● ЗАДАНИЯ ДЛЯ ВЫПОЛНЕНИЯ
1 > Перескажите, пожалуйста, кратко в виде списка абзац отрывка, начинающийся словами «Это так хорошо понималось», сохранив его главные факты.
2 > Соберите из листинга все строки, в которых встречается строка «memo», с учетом регистра.

● ИСХОДНЫЙ ОТРЫВОК
■ ■ ■ ■ ■

На одном конце лестницы, простигающейся от небес до земли, находится Ишвара — Дух, Высшее Существо, субъектное, невидимое и непостижимое; на другом — его видимое проявление, “жертвенный огонь”.

Это так хорошо понималось всеми религиозными философиями древности, что просвещенный парс поклоняется не грубому огню, а божественному Духу в нём, видимым олицетворением которого огонь является; и даже в еврейской Библии есть неприступный Иегова и его ниспадающий огонь, который пожирает дрова на алтаре и поглощает воду в окружающем рве (III Царств, XVIII, 38). И “неопалимая купина” Моисея, и Святой Дух в Евангелиях, сходящий, подобно языкам пламени, на головы апослолов, собравшихся в день Пятидесятницы — это тоже видимые проявления Бога. Нет такой эзотерической философии — или, скорее, теософии — которая не усвоила бы эту глубокую духовную идею, и каждую из них можно проследить вплоть до ведических священных книг. Вот что говорит автор “Розенкрейцеров” в главе “Природа Огня”, цитируя Р. Фладда — средневекового теософа и алхимика:

“Так что не удивляйтесь, что [в религиях ариев, мидийцев и зороастрийцев], столь долго отвергаемых как идолопоклонничество, древние персы и учителя их Маги — заключая, что они видят “Всё” в этом сверхъестественном, величественном элементе [огне] — падали ниц и поклонялись ему; признавая его за видимое изображение самого истинного (но в мыслях человека, в его философии и обыденном рассудке — невозможного) Бога; Бог повсюду, он в нас, и он — поистине мы (если озарены его светом); и невозможно созерцать или постигать Бога вне его, ведь Бог — это Всё!”1

Это — учение средневековых философов огня, известных как Братья Розы и Креста, таких как Парацельс, Кунрат, Ван Хельмонт, а также всех озарённых и алхимиков, которые следовали за ними и утверждали, что открыли вечный Огонь или “нашли Бога в Бессмертном Свете” — в том Свете, который сияет через от йогов. Тот же автор замечает о них:

“В своем решительном восхождении на вершины мысли эти титаны ума, через космическое и неясные границы Реального и Нереального, достигли Магии. Может ли магия быть полносьтю ложной?”2

— вопрошает он. Нет, конечно же нет, если под магией понимать высшее изучение божественного, а не сверхъестественного закона, хотя он пока что и не открыт точной и материалистическо наукой.

■ ■ ■ ■ ■

● ПРЕДОСТАВЛЕННЫЙ ЛИСТИНГ
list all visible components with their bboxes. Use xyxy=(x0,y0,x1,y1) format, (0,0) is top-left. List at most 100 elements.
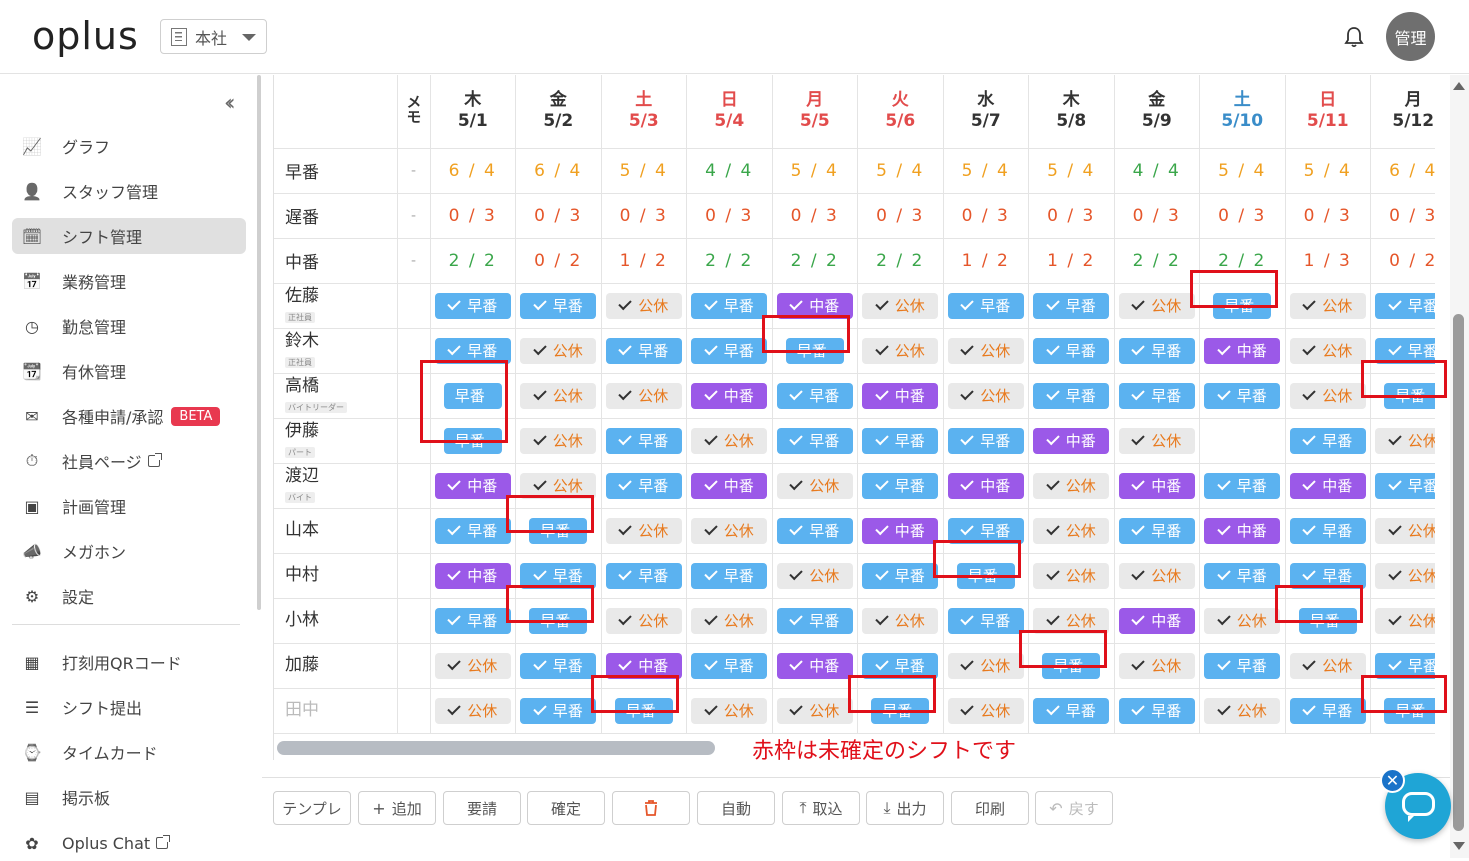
shift-cell[interactable]: 早番 xyxy=(430,508,516,554)
import-button[interactable]: ⤒ 取込 xyxy=(782,791,860,825)
shift-chip-off[interactable]: 公休 xyxy=(1033,472,1110,499)
sidebar-item-0[interactable]: 📈 グラフ xyxy=(12,128,246,164)
shift-cell[interactable]: 中番 xyxy=(1199,508,1286,554)
staff-name-cell[interactable]: 田中 xyxy=(274,688,398,734)
shift-chip-off[interactable]: 公休 xyxy=(1289,652,1366,679)
delete-button[interactable] xyxy=(612,791,690,825)
shift-chip-off[interactable]: 公休 xyxy=(862,337,939,364)
shift-cell[interactable]: 早番 xyxy=(943,598,1029,644)
shift-cell[interactable]: 早番 xyxy=(1028,373,1115,419)
shift-cell[interactable]: 公休 xyxy=(1370,418,1435,464)
sidebar-item-15[interactable]: ✿ Oplus Chat xyxy=(12,825,246,861)
shift-cell[interactable]: 公休 xyxy=(1370,553,1435,599)
shift-chip-mid[interactable]: 中番 xyxy=(434,562,511,589)
shift-cell[interactable]: 早番 xyxy=(1114,373,1200,419)
shift-cell[interactable]: 公休 xyxy=(1114,418,1200,464)
shift-chip-off[interactable]: 公休 xyxy=(1375,562,1435,589)
shift-cell[interactable]: 中番 xyxy=(857,373,944,419)
shift-cell[interactable]: 早番 xyxy=(1028,688,1115,734)
shift-chip-off[interactable]: 公休 xyxy=(1118,292,1195,319)
shift-chip-early[interactable]: 早番 xyxy=(1204,652,1281,679)
shift-cell[interactable]: 早番 xyxy=(601,418,687,464)
shift-chip-mid[interactable]: 中番 xyxy=(434,472,511,499)
shift-chip-off[interactable]: 公休 xyxy=(776,562,853,589)
shift-chip-early[interactable]: 早番 xyxy=(1289,427,1366,454)
shift-chip-early[interactable]: 早番 xyxy=(947,427,1024,454)
shift-chip-mid[interactable]: 中番 xyxy=(1204,337,1281,364)
shift-chip-early[interactable]: 早番 xyxy=(1033,337,1110,364)
shift-chip-early[interactable]: 早番 xyxy=(434,607,511,634)
shift-cell[interactable]: 早番 xyxy=(686,553,773,599)
shift-chip-early[interactable]: 早番 xyxy=(434,517,511,544)
shift-chip-off[interactable]: 公休 xyxy=(947,382,1024,409)
shift-cell[interactable]: 公休 xyxy=(1028,508,1115,554)
shift-cell[interactable]: 早番 xyxy=(1285,508,1371,554)
shift-chip-early[interactable]: 早番 xyxy=(862,427,939,454)
shift-chip-early[interactable]: 早番 xyxy=(1118,337,1195,364)
shift-cell[interactable]: 早番 xyxy=(1370,463,1435,509)
date-header-10[interactable]: 日 5/11 xyxy=(1285,75,1371,149)
shift-cell[interactable]: 公休 xyxy=(857,283,944,329)
shift-chip-early[interactable]: 早番 xyxy=(691,562,768,589)
shift-cell[interactable]: 公休 xyxy=(686,598,773,644)
request-button[interactable]: 要請 xyxy=(443,791,521,825)
shift-cell[interactable]: 早番 xyxy=(686,283,773,329)
shift-cell[interactable]: 公休 xyxy=(1370,598,1435,644)
sidebar-item-1[interactable]: 👤 スタッフ管理 xyxy=(12,173,246,209)
shift-cell[interactable]: 早番 xyxy=(1199,373,1286,419)
shift-chip-early[interactable]: 早番 xyxy=(605,562,682,589)
shift-cell[interactable]: 早番 xyxy=(857,463,944,509)
undo-button[interactable]: ↶ 戻す xyxy=(1035,791,1113,825)
confirm-button[interactable]: 確定 xyxy=(527,791,605,825)
shift-cell[interactable]: 早番 xyxy=(1285,688,1371,734)
shift-cell[interactable]: 公休 xyxy=(1285,328,1371,374)
add-button[interactable]: + 追加 xyxy=(358,791,436,825)
shift-chip-mid[interactable]: 中番 xyxy=(947,472,1024,499)
shift-cell[interactable]: 公休 xyxy=(430,643,516,689)
shift-chip-early[interactable]: 早番 xyxy=(691,292,768,319)
shift-cell[interactable]: 公休 xyxy=(943,643,1029,689)
shift-chip-off[interactable]: 公休 xyxy=(605,517,682,544)
shift-cell[interactable]: 早番 xyxy=(515,283,602,329)
shift-chip-mid[interactable]: 中番 xyxy=(862,382,939,409)
shift-chip-off[interactable]: 公休 xyxy=(1204,697,1281,724)
shift-chip-early[interactable]: 早番 xyxy=(1204,472,1281,499)
shift-chip-off[interactable]: 公休 xyxy=(520,427,597,454)
shift-chip-early[interactable]: 早番 xyxy=(1375,472,1435,499)
shift-cell[interactable]: 中番 xyxy=(943,463,1029,509)
shift-cell[interactable]: 公休 xyxy=(430,688,516,734)
date-header-6[interactable]: 水 5/7 xyxy=(943,75,1029,149)
date-header-9[interactable]: 土 5/10 xyxy=(1199,75,1286,149)
shift-cell[interactable]: 公休 xyxy=(943,688,1029,734)
sidebar-scrollbar[interactable] xyxy=(257,75,261,610)
shift-chip-early[interactable]: 早番 xyxy=(605,337,682,364)
shift-chip-off[interactable]: 公休 xyxy=(1118,652,1195,679)
shift-chip-early[interactable]: 早番 xyxy=(862,472,939,499)
shift-chip-early[interactable]: 早番 xyxy=(1289,697,1366,724)
shift-chip-mid[interactable]: 中番 xyxy=(1033,427,1110,454)
shift-chip-early[interactable]: 早番 xyxy=(520,652,597,679)
auto-button[interactable]: 自動 xyxy=(697,791,775,825)
sidebar-item-7[interactable]: ⏱ 社員ページ xyxy=(12,443,246,479)
shift-cell[interactable]: 早番 xyxy=(1285,418,1371,464)
shift-chip-off[interactable]: 公休 xyxy=(520,382,597,409)
shift-cell[interactable]: 早番 xyxy=(601,553,687,599)
memo-cell[interactable] xyxy=(397,643,431,689)
shift-cell[interactable]: 公休 xyxy=(686,418,773,464)
shift-cell[interactable]: 早番 xyxy=(1199,463,1286,509)
shift-chip-early[interactable]: 早番 xyxy=(605,427,682,454)
shift-chip-early[interactable]: 早番 xyxy=(1033,697,1110,724)
shift-cell[interactable]: 公休 xyxy=(1028,463,1115,509)
shift-chip-off[interactable]: 公休 xyxy=(1033,517,1110,544)
shift-cell[interactable]: 公休 xyxy=(857,328,944,374)
shift-cell[interactable]: 早番 xyxy=(772,418,858,464)
sidebar-item-13[interactable]: ⌚ タイムカード xyxy=(12,734,246,770)
staff-name-cell[interactable]: 渡辺 バイト xyxy=(274,463,398,509)
shift-cell[interactable]: 早番 xyxy=(1114,328,1200,374)
shift-cell[interactable]: 早番 xyxy=(1199,643,1286,689)
memo-cell[interactable] xyxy=(397,688,431,734)
sidebar-item-8[interactable]: ▣ 計画管理 xyxy=(12,488,246,524)
shift-chip-early[interactable]: 早番 xyxy=(1375,292,1435,319)
shift-chip-off[interactable]: 公休 xyxy=(1289,292,1366,319)
sidebar-item-10[interactable]: ⚙ 設定 xyxy=(12,578,246,614)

■ ■ ■ ■ ■

● РЕШЕНИЯ ПО ЗАДАНИЯМ
1 >
- Религиозные философии древности так хорошо понимали эту идею, что просвещенный парс поклоняется не грубому огню, а божественному Духу в нем. Огонь служит видимым олицетворением этого Духа.
- В еврейской Библии есть неприступный Иегова и его ниспадающий огонь, который пожирает дрова на алтаре и поглощает воду в окружающем рве (III Царств, XVIII, 38).
- «Неопалимая купина» Моисея и Святой Дух, сходящий языками пламени на собравшихся в день Пятидесятницы, тоже названы видимыми проявлениями Бога.
- Нет эзотерической философии (теософии), которая не усвоила бы эту духовную идею, и каждую из них можно проследить до ведических священных книг.
- Абзац подводит к словам автора «Розенкрейцеров» из главы «Природа Огня». Там он цитирует Р. Фладда, средневекового теософа и алхимика.

2 >
memo-cell[interactable] xyxy=(397,643,431,689)
memo-cell[interactable] xyxy=(397,688,431,734)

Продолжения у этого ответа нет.